= DIRECTIVE =
Transcribe each line of the records below exactly, excluding any embedded images.

= RECORDS SHOWN =
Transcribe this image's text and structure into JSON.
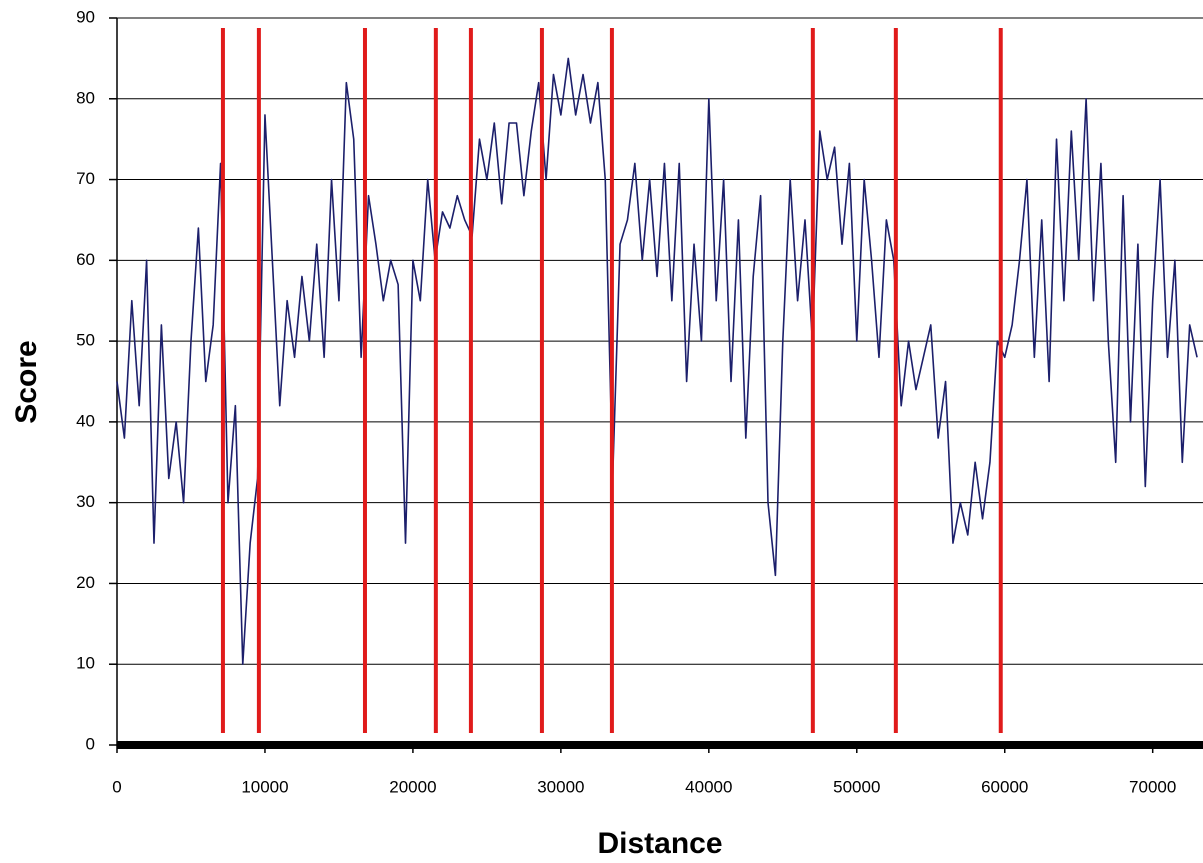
{
  "chart_data": {
    "type": "line",
    "xlabel": "Distance",
    "ylabel": "Score",
    "xlim": [
      0,
      73400
    ],
    "ylim": [
      0,
      90
    ],
    "xticks": [
      0,
      10000,
      20000,
      30000,
      40000,
      50000,
      60000,
      70000
    ],
    "yticks": [
      0,
      10,
      20,
      30,
      40,
      50,
      60,
      70,
      80,
      90
    ],
    "grid": true,
    "markers": {
      "color": "#e01b1b",
      "x": [
        7160,
        9590,
        16760,
        21550,
        23920,
        28720,
        33450,
        47030,
        52640,
        59730
      ]
    },
    "x": [
      0,
      500,
      1000,
      1500,
      2000,
      2500,
      3000,
      3500,
      4000,
      4500,
      5000,
      5500,
      6000,
      6500,
      7000,
      7500,
      8000,
      8500,
      9000,
      9500,
      10000,
      10500,
      11000,
      11500,
      12000,
      12500,
      13000,
      13500,
      14000,
      14500,
      15000,
      15500,
      16000,
      16500,
      17000,
      17500,
      18000,
      18500,
      19000,
      19500,
      20000,
      20500,
      21000,
      21500,
      22000,
      22500,
      23000,
      23500,
      24000,
      24500,
      25000,
      25500,
      26000,
      26500,
      27000,
      27500,
      28000,
      28500,
      29000,
      29500,
      30000,
      30500,
      31000,
      31500,
      32000,
      32500,
      33000,
      33500,
      34000,
      34500,
      35000,
      35500,
      36000,
      36500,
      37000,
      37500,
      38000,
      38500,
      39000,
      39500,
      40000,
      40500,
      41000,
      41500,
      42000,
      42500,
      43000,
      43500,
      44000,
      44500,
      45000,
      45500,
      46000,
      46500,
      47000,
      47500,
      48000,
      48500,
      49000,
      49500,
      50000,
      50500,
      51000,
      51500,
      52000,
      52500,
      53000,
      53500,
      54000,
      54500,
      55000,
      55500,
      56000,
      56500,
      57000,
      57500,
      58000,
      58500,
      59000,
      59500,
      60000,
      60500,
      61000,
      61500,
      62000,
      62500,
      63000,
      63500,
      64000,
      64500,
      65000,
      65500,
      66000,
      66500,
      67000,
      67500,
      68000,
      68500,
      69000,
      69500,
      70000,
      70500,
      71000,
      71500,
      72000,
      72500,
      73000
    ],
    "series": [
      {
        "color": "#1c1f6b",
        "values": [
          45,
          38,
          55,
          42,
          60,
          25,
          52,
          33,
          40,
          30,
          50,
          64,
          45,
          52,
          72,
          30,
          42,
          10,
          25,
          33,
          78,
          60,
          42,
          55,
          48,
          58,
          50,
          62,
          48,
          70,
          55,
          82,
          75,
          48,
          68,
          62,
          55,
          60,
          57,
          25,
          60,
          55,
          70,
          60,
          66,
          64,
          68,
          65,
          63,
          75,
          70,
          77,
          67,
          77,
          77,
          68,
          76,
          82,
          70,
          83,
          78,
          85,
          78,
          83,
          77,
          82,
          70,
          33,
          62,
          65,
          72,
          60,
          70,
          58,
          72,
          55,
          72,
          45,
          62,
          50,
          80,
          55,
          70,
          45,
          65,
          38,
          58,
          68,
          30,
          21,
          50,
          70,
          55,
          65,
          50,
          76,
          70,
          74,
          62,
          72,
          50,
          70,
          60,
          48,
          65,
          60,
          42,
          50,
          44,
          48,
          52,
          38,
          45,
          25,
          30,
          26,
          35,
          28,
          35,
          50,
          48,
          52,
          60,
          70,
          48,
          65,
          45,
          75,
          55,
          76,
          60,
          80,
          55,
          72,
          50,
          35,
          68,
          40,
          62,
          32,
          55,
          70,
          48,
          60,
          35,
          52,
          48
        ]
      }
    ]
  }
}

= OUTPUT FOR THIS TASK =
Transcribe this image's text and structure into JSON.
{
  "chart_data": {
    "type": "line",
    "xlabel": "Distance",
    "ylabel": "Score",
    "xlim": [
      0,
      73400
    ],
    "ylim": [
      0,
      90
    ],
    "xticks": [
      0,
      10000,
      20000,
      30000,
      40000,
      50000,
      60000,
      70000
    ],
    "yticks": [
      0,
      10,
      20,
      30,
      40,
      50,
      60,
      70,
      80,
      90
    ],
    "grid": true,
    "markers": {
      "color": "#e01b1b",
      "x": [
        7160,
        9590,
        16760,
        21550,
        23920,
        28720,
        33450,
        47030,
        52640,
        59730
      ]
    },
    "x": [
      0,
      500,
      1000,
      1500,
      2000,
      2500,
      3000,
      3500,
      4000,
      4500,
      5000,
      5500,
      6000,
      6500,
      7000,
      7500,
      8000,
      8500,
      9000,
      9500,
      10000,
      10500,
      11000,
      11500,
      12000,
      12500,
      13000,
      13500,
      14000,
      14500,
      15000,
      15500,
      16000,
      16500,
      17000,
      17500,
      18000,
      18500,
      19000,
      19500,
      20000,
      20500,
      21000,
      21500,
      22000,
      22500,
      23000,
      23500,
      24000,
      24500,
      25000,
      25500,
      26000,
      26500,
      27000,
      27500,
      28000,
      28500,
      29000,
      29500,
      30000,
      30500,
      31000,
      31500,
      32000,
      32500,
      33000,
      33500,
      34000,
      34500,
      35000,
      35500,
      36000,
      36500,
      37000,
      37500,
      38000,
      38500,
      39000,
      39500,
      40000,
      40500,
      41000,
      41500,
      42000,
      42500,
      43000,
      43500,
      44000,
      44500,
      45000,
      45500,
      46000,
      46500,
      47000,
      47500,
      48000,
      48500,
      49000,
      49500,
      50000,
      50500,
      51000,
      51500,
      52000,
      52500,
      53000,
      53500,
      54000,
      54500,
      55000,
      55500,
      56000,
      56500,
      57000,
      57500,
      58000,
      58500,
      59000,
      59500,
      60000,
      60500,
      61000,
      61500,
      62000,
      62500,
      63000,
      63500,
      64000,
      64500,
      65000,
      65500,
      66000,
      66500,
      67000,
      67500,
      68000,
      68500,
      69000,
      69500,
      70000,
      70500,
      71000,
      71500,
      72000,
      72500,
      73000
    ],
    "series": [
      {
        "color": "#1c1f6b",
        "values": [
          45,
          38,
          55,
          42,
          60,
          25,
          52,
          33,
          40,
          30,
          50,
          64,
          45,
          52,
          72,
          30,
          42,
          10,
          25,
          33,
          78,
          60,
          42,
          55,
          48,
          58,
          50,
          62,
          48,
          70,
          55,
          82,
          75,
          48,
          68,
          62,
          55,
          60,
          57,
          25,
          60,
          55,
          70,
          60,
          66,
          64,
          68,
          65,
          63,
          75,
          70,
          77,
          67,
          77,
          77,
          68,
          76,
          82,
          70,
          83,
          78,
          85,
          78,
          83,
          77,
          82,
          70,
          33,
          62,
          65,
          72,
          60,
          70,
          58,
          72,
          55,
          72,
          45,
          62,
          50,
          80,
          55,
          70,
          45,
          65,
          38,
          58,
          68,
          30,
          21,
          50,
          70,
          55,
          65,
          50,
          76,
          70,
          74,
          62,
          72,
          50,
          70,
          60,
          48,
          65,
          60,
          42,
          50,
          44,
          48,
          52,
          38,
          45,
          25,
          30,
          26,
          35,
          28,
          35,
          50,
          48,
          52,
          60,
          70,
          48,
          65,
          45,
          75,
          55,
          76,
          60,
          80,
          55,
          72,
          50,
          35,
          68,
          40,
          62,
          32,
          55,
          70,
          48,
          60,
          35,
          52,
          48
        ]
      }
    ]
  }
}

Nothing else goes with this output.